-- START OF Data supplied --

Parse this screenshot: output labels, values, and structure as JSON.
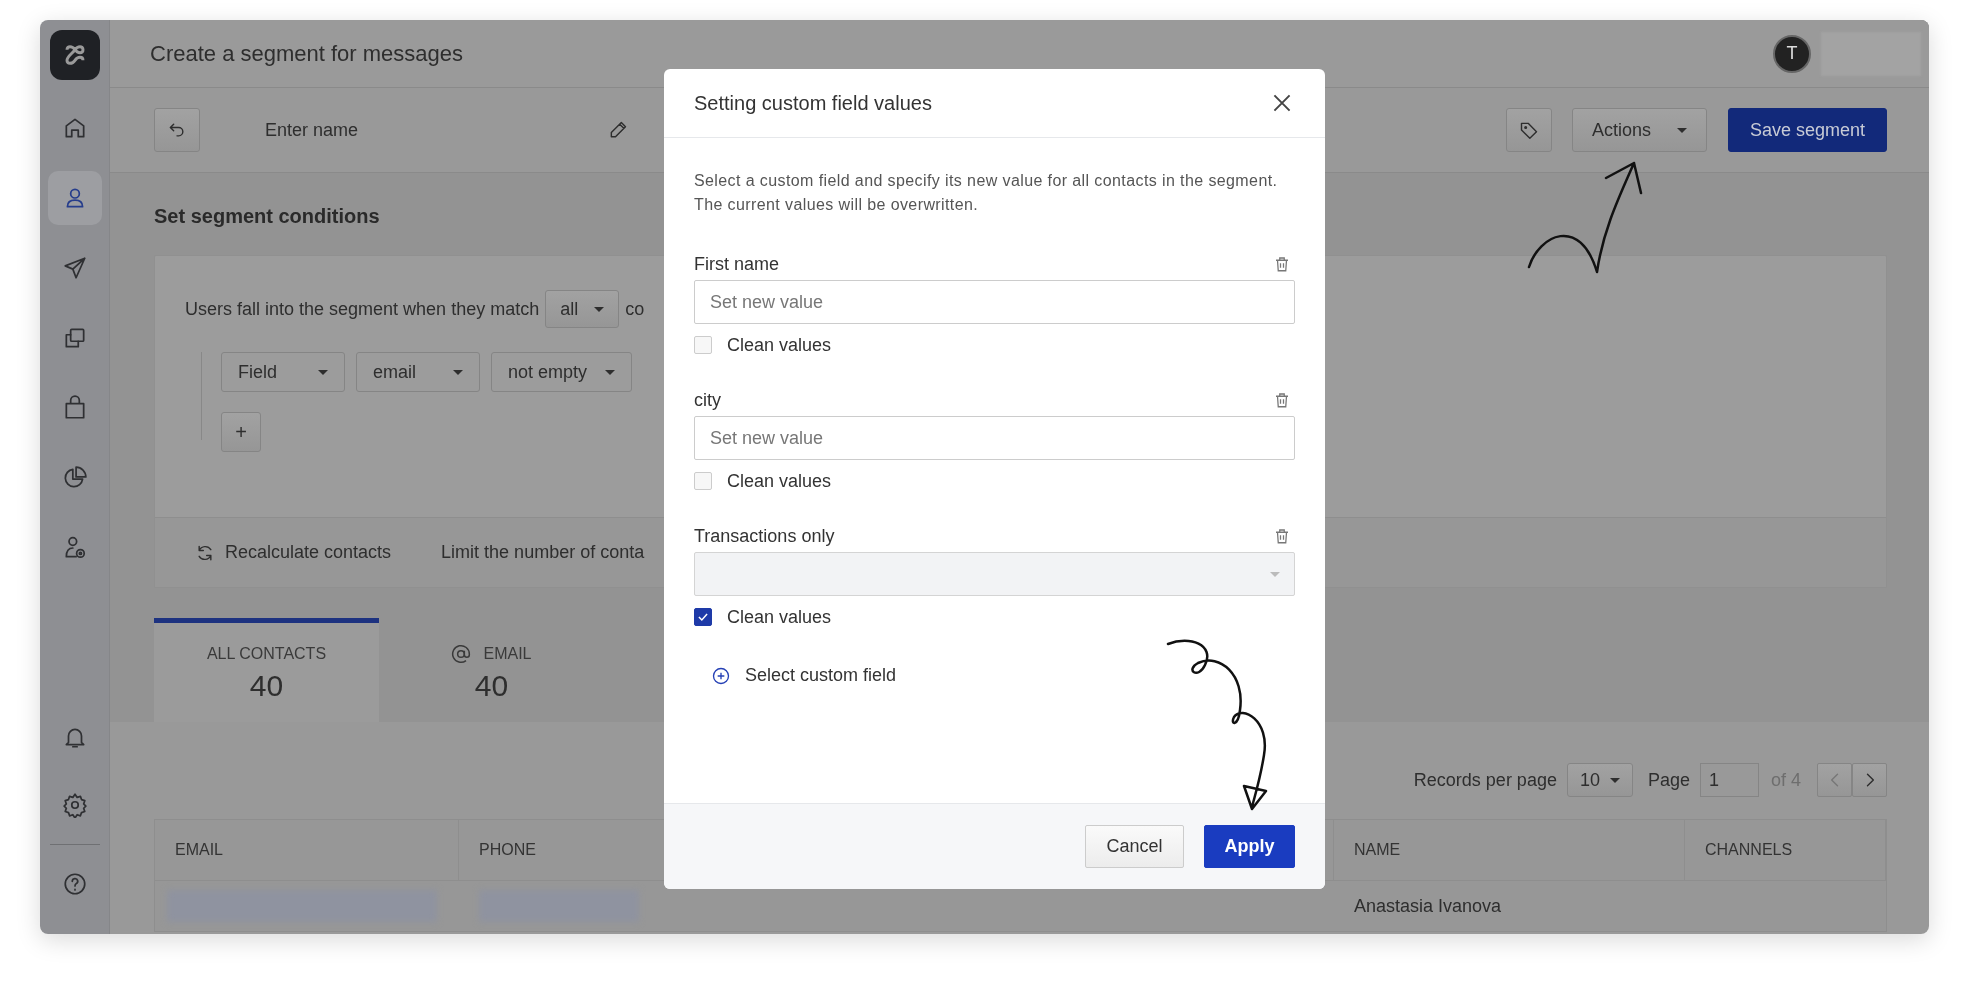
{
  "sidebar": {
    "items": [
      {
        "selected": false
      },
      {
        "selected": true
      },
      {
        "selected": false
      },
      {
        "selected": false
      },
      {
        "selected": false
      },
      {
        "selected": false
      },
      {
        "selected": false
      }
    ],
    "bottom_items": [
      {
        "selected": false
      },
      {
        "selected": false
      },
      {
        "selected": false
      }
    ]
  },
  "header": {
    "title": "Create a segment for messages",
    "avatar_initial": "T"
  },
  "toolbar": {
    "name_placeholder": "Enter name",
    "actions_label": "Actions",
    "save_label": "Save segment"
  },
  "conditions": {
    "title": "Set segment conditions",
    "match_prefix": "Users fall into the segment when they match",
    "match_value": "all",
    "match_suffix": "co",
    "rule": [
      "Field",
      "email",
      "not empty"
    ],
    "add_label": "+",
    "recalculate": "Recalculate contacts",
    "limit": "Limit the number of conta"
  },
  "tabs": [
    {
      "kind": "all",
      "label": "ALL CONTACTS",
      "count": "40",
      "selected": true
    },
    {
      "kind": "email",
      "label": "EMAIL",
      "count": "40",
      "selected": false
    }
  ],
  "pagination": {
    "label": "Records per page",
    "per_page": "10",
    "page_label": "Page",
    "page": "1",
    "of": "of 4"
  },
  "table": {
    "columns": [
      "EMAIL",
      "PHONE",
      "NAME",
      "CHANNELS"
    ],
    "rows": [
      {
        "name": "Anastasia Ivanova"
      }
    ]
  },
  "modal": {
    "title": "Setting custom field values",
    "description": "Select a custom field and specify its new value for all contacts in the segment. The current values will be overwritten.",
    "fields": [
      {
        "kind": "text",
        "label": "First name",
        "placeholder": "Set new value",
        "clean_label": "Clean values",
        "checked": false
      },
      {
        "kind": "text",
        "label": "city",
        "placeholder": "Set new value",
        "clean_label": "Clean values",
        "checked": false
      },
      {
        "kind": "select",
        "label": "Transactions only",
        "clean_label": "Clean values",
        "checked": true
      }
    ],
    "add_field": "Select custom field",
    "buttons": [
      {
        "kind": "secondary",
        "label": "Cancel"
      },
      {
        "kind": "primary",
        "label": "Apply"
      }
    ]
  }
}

-- END OF Data supplied --

▸ Stated exercise
Count every line in the entries above where the word "title" appears; respond with the number alone.

▸ Exercise response
3